Part of a data file
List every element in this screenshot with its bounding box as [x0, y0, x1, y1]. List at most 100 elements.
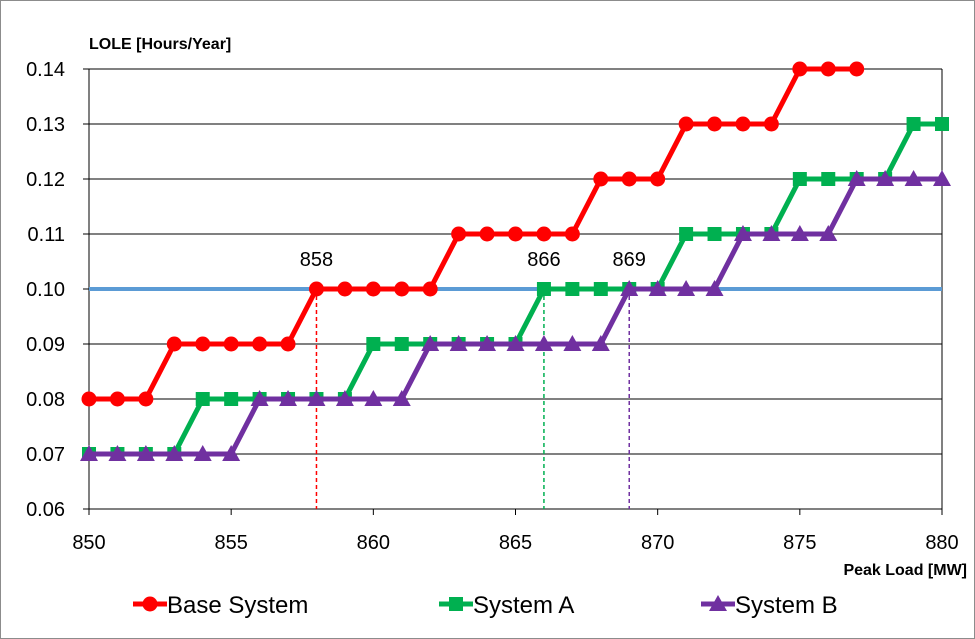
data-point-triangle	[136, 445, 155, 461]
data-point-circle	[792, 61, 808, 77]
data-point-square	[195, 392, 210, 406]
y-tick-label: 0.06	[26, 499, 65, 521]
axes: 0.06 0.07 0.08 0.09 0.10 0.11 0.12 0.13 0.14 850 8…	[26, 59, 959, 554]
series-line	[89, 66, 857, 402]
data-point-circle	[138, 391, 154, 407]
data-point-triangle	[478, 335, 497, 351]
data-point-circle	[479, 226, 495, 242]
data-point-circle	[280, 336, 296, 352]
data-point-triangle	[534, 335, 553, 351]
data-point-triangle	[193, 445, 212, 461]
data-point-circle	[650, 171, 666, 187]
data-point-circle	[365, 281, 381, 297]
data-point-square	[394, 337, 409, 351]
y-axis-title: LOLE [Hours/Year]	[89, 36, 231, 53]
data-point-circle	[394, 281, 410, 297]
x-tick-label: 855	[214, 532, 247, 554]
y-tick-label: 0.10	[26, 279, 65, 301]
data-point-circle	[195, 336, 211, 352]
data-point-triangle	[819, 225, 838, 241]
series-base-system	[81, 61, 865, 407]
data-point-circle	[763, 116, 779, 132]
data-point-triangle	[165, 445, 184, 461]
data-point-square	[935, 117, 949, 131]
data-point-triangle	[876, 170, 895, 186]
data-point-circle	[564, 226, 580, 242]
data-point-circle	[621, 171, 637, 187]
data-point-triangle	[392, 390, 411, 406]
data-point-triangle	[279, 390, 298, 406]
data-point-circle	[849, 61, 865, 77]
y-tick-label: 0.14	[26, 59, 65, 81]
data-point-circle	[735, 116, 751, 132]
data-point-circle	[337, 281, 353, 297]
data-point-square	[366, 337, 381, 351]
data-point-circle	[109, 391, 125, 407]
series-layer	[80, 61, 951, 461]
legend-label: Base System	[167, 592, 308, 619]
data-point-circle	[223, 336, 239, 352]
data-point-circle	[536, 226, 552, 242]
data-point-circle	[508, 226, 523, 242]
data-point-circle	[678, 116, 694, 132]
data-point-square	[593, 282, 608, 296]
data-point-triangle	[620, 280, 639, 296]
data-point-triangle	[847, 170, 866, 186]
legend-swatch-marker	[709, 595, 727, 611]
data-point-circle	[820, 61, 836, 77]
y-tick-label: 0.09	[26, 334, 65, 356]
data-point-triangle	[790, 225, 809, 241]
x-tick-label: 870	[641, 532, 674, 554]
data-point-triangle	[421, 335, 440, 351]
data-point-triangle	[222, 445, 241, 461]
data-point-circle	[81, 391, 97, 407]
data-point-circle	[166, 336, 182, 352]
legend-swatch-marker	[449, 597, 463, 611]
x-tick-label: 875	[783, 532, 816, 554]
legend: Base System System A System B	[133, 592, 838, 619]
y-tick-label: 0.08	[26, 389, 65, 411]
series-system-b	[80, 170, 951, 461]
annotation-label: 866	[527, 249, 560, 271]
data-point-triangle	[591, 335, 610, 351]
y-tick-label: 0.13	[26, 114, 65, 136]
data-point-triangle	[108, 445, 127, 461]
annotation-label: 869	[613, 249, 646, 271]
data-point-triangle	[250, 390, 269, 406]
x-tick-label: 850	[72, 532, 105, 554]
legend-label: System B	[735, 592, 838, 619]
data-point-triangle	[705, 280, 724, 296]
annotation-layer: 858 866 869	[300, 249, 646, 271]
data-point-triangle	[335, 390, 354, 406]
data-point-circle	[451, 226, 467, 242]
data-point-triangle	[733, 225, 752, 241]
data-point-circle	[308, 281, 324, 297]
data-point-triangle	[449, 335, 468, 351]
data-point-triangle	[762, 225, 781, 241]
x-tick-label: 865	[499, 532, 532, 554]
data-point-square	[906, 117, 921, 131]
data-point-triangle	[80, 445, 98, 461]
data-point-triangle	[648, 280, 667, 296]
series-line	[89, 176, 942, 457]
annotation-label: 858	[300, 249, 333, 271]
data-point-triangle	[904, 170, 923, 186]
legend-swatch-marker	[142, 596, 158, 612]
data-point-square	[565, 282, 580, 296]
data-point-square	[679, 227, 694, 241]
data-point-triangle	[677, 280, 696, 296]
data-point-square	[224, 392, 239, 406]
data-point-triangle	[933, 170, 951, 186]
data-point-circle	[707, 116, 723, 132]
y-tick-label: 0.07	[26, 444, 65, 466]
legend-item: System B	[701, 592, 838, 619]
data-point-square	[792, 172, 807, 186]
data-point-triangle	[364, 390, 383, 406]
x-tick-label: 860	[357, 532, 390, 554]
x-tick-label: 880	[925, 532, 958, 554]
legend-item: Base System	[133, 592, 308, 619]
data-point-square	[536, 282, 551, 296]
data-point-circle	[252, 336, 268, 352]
...
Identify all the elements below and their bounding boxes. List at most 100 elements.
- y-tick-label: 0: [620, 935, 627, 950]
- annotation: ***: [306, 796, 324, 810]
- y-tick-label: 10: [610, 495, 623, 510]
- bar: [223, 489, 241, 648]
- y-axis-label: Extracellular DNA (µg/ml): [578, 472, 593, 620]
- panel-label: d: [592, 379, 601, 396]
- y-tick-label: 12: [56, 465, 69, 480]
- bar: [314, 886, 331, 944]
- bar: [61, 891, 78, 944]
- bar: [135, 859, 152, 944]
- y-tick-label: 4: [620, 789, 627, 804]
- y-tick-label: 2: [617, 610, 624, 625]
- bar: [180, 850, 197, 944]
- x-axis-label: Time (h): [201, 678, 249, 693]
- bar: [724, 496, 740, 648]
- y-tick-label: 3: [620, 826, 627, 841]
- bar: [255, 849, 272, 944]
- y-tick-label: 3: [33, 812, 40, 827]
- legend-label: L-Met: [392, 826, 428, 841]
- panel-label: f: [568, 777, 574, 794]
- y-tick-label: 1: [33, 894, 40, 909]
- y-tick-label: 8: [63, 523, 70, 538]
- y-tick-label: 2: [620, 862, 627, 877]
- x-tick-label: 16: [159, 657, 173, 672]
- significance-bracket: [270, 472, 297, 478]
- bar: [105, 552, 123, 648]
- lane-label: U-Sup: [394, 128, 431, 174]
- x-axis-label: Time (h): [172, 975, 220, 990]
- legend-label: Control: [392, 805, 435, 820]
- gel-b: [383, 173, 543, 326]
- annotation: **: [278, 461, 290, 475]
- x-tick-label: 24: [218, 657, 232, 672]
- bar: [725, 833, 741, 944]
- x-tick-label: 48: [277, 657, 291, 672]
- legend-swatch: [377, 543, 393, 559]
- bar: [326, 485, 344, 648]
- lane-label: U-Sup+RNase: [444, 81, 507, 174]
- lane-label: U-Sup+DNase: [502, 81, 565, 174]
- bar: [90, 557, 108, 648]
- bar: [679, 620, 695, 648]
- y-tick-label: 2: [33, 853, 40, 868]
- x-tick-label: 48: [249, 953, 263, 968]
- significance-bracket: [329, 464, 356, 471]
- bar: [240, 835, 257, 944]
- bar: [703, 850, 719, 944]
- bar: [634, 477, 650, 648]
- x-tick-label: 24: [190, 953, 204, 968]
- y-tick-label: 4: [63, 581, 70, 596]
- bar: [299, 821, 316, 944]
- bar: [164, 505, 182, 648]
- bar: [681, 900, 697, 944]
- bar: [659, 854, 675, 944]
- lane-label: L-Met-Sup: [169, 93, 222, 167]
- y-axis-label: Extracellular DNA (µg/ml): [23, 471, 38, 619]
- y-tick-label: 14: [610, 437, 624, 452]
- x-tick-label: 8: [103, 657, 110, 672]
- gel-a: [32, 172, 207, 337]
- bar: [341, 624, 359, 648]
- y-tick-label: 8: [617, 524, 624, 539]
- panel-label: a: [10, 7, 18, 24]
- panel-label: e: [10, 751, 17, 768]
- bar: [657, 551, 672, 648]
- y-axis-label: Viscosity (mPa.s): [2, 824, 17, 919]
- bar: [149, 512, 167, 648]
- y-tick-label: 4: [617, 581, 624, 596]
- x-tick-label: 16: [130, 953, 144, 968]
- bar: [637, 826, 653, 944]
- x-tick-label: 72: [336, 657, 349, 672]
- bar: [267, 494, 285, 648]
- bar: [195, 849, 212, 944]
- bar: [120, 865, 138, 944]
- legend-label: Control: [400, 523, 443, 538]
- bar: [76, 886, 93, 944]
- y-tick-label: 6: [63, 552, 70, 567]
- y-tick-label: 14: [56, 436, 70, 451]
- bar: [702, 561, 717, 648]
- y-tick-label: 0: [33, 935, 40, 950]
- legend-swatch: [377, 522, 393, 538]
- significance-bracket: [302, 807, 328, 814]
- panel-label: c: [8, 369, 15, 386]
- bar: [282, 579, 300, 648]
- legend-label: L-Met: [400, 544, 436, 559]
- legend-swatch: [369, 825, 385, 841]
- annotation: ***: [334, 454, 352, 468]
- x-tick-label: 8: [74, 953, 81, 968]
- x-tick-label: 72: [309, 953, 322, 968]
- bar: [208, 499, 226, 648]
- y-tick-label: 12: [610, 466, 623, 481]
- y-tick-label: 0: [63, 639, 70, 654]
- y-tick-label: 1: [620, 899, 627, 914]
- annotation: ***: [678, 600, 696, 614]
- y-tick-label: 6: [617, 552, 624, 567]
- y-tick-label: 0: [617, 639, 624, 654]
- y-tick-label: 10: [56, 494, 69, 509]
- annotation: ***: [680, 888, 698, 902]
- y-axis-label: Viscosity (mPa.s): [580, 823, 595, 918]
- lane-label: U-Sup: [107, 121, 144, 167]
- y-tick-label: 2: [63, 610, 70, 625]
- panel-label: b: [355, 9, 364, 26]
...
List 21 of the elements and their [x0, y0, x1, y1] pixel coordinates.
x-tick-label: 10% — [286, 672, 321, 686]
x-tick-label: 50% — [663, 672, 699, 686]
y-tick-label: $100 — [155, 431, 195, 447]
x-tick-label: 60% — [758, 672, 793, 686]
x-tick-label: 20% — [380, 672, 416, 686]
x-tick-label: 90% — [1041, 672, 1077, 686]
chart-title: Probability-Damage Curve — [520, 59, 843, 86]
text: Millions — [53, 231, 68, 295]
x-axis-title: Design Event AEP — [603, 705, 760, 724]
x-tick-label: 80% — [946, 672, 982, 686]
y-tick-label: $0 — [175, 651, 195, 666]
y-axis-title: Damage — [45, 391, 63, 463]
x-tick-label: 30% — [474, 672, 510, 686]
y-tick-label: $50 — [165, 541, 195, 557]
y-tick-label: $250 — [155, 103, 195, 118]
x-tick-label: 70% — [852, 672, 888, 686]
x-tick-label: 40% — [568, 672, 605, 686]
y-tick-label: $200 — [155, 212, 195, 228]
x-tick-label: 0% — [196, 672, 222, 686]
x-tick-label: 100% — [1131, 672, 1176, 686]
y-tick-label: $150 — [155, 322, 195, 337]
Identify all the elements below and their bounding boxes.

Your instructions: Could you convert the material into a numbered list, starting at the line that contains "List 21 of the" and stopping after the line that contains "x-tick-label: 20% — [380, 672, 416, 686]", with blank lines left out?

Task response:
1. List 21 of the elements and their [x0, y0, x1, y1] pixel coordinates.
2. x-tick-label: 10% — [286, 672, 321, 686]
3. x-tick-label: 50% — [663, 672, 699, 686]
4. y-tick-label: $100 — [155, 431, 195, 447]
5. x-tick-label: 60% — [758, 672, 793, 686]
6. x-tick-label: 20% — [380, 672, 416, 686]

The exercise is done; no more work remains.